Instrução A
Extraia das entradas todas as linhas que contêm a palavra "maximize", levando em conta maiúsculas e minúsculas.

No início
parecia simples, muito simples.
1.
Em momentos de mal-estar generalizado, a personificação da crise é sempre o
presidente da República. E se tinha uma presidente impopular que cometeu
inúmeros erros.
2.
Com a ajuda da Lava Jato, a mídia completa o trabalho de desconstrução do
governo e estimula as manifestações de rua, intimidando o STF (Supremo Tribunal
Federal).
3.
No Congresso, PMDB e PSDB travam as medidas econômicas de modo a impedir que a
presidente acerte o passo.
4.
Derrubada a presidente, implementam-se rapidamente medidas radicais, a tal
Ponte Para o Futuro, que não seriam aprovadas em período de normalidade.
Caso haja movimentos de rua, aciona-se a
Polícia Militar e as Forças Armadas.
5.
Com a Lava Jato, mantem-se a pira acesa e impugna-se Lula.
6.
Com as medidas, haverá uma fase inicial dura, que será debitada na conta do
interino. Depois, uma economia em recuperação, em voo de cruzeiro, que será
cavalgada pelo campeão em 2018.
7.
E corre-se para comemorar o gol.
Foi esse o
plano, tão raso e simples quanto uma análise da Globonews, que estava por trás
do golpe. O primarismo desse pessoal foi esquecer que o Brasil se tornou um
país complexo, no qual não cabem mais os modelos simplórios de golpismo
parlamentar.
Me lembrou a
primeira vez que fui cobrir um congresso de economia em Olinda, em 1982.
O candidato
apresentava sua tese à banca. Montava seu modelito de país apenas com os atores
diretamente ligados ao tema e que não atrapalhassem a tese defendida.
Aí vinham os
examinadores, especialmente Maria da Conceição Tavares e indagava: cadê a
agricultura? Cadê os consumidores? Cadê o constrangimento externo?
O candidato,
então, era obrigado a colocar de volta no modelo os atores extirpados. Quando
colocava, o modelo não fechava mais.
Ilusão 1 – a não-solução Temer
Enquanto
Dilma Rousseff era presidente, automaticamente também era o alvo preferencial
do mal-estar geral. Quando ela sai, o alvo passa a ser o novo presidente,
envolvido até o pescoço nas investigações da Lava Jato.
Na pressa em
derrubar Dilma e aplicar o golpe perfeito, nem se cuidou de analisar melhor a
personalidade do substituto. A mídia julgou possível reconstruir a biografia de
Temer com suas pós-verdades. E constatou rapidamente que apostara todas suas
fichas em um dos políticos mais medíocres da República.
Até então,
tinha feito uma carreira política rigorosamente fora do alcance dos holofotes.
Assumindo o posto, levou para o Palácio seus quatro operadores pessoais e
enrolou-se até em episódios menores, como o caso da carona no avião da JBS.
Exposto à
luz do sol, desmanchou.

Entradas fornecidas

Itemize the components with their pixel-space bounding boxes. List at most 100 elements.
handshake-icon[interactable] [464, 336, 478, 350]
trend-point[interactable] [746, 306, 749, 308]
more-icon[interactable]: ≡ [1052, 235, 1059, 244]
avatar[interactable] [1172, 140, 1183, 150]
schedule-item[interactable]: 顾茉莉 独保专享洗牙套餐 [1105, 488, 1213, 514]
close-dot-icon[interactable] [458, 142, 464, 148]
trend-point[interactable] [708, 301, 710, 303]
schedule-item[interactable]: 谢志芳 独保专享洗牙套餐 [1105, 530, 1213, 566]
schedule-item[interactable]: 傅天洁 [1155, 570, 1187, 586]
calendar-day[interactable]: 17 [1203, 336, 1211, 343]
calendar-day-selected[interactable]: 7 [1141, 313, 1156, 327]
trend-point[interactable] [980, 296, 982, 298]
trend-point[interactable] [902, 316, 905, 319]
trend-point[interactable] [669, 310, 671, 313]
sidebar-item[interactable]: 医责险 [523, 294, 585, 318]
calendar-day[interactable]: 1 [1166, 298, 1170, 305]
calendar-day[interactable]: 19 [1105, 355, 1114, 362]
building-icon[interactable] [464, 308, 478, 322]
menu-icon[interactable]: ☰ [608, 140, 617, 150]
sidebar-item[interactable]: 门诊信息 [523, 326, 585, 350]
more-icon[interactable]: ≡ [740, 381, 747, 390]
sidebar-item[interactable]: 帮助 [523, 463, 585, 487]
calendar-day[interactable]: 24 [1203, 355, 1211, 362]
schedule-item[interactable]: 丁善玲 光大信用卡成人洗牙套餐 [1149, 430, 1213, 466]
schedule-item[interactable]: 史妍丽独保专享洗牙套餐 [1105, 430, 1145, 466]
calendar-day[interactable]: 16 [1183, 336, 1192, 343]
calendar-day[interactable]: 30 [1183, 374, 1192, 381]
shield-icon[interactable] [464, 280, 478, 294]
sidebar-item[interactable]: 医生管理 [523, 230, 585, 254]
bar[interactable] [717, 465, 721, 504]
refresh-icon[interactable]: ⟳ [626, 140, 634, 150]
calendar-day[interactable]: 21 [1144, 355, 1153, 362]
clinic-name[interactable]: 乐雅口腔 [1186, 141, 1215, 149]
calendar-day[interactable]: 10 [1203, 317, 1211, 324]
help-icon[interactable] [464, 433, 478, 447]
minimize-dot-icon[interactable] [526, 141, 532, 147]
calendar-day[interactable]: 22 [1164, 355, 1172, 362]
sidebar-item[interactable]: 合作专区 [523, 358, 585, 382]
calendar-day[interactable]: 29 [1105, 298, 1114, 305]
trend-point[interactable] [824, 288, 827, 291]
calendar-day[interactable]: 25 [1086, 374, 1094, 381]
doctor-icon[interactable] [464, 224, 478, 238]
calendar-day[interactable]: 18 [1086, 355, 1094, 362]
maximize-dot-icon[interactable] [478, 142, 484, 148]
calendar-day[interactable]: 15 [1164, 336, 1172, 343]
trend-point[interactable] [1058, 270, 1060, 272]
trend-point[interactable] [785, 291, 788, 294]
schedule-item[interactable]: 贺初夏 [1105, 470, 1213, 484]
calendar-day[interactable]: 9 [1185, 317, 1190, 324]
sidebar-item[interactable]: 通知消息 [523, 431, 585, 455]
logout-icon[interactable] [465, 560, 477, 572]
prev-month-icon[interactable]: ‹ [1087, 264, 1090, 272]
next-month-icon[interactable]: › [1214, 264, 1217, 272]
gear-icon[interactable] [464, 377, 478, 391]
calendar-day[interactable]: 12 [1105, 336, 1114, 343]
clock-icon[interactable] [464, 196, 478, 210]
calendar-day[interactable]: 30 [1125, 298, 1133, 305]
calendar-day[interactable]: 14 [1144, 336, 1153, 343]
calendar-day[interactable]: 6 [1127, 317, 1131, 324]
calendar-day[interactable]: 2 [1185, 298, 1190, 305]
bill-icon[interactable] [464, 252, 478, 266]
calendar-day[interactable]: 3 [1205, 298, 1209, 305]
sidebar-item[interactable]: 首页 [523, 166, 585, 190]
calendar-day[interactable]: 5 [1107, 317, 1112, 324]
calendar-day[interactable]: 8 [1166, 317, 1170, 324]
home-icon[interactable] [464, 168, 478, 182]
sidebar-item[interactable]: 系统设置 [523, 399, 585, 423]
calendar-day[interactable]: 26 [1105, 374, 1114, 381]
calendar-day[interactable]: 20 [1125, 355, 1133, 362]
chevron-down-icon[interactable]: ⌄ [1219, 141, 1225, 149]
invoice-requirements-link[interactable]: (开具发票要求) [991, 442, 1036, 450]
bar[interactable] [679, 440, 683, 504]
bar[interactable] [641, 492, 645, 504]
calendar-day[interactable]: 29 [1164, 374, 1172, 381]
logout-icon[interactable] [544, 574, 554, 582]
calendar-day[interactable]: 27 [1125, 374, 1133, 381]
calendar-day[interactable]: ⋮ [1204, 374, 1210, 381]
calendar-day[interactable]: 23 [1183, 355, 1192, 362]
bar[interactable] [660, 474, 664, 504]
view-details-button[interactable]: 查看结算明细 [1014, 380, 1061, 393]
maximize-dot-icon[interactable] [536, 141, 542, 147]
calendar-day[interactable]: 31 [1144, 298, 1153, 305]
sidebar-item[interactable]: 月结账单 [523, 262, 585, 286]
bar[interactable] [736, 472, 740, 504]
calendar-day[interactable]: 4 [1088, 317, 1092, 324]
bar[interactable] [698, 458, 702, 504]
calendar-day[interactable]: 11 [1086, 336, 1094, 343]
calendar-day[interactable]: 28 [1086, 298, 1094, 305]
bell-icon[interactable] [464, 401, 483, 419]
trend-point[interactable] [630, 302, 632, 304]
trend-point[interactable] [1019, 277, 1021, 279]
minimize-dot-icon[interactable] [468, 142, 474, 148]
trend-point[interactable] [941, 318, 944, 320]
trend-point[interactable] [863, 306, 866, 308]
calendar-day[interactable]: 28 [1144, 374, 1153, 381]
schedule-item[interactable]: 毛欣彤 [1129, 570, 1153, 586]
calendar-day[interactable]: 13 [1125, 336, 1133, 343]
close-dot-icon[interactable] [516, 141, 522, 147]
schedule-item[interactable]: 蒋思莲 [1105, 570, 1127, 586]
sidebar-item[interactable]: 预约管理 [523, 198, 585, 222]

Instrução B
Para cada afirmação a seguir, indique com sim ou não se ela confere com o texto citado e transcreva as palavras do texto que decidem a resposta. (i) O texto menciona a cobertura de um congresso de economia em Olinda, em 1982. (ii) Segundo o texto, antes de assumir, Temer tinha feito carreira política sob os holofotes. (iii) Segundo o texto, no Congresso, PT e PSDB travam as medidas econômicas.

Resultado final A
maximize-dot-icon[interactable] [478, 142, 484, 148]
maximize-dot-icon[interactable] [536, 141, 542, 147]

Resultado final B
(i) Sim: "primeira vez que fui cobrir um congresso de economia em Olinda, em 1982."
(ii) Não: "tinha feito uma carreira política rigorosamente fora do alcance dos holofotes"
(iii) Não: "PMDB e PSDB travam as medidas econômicas"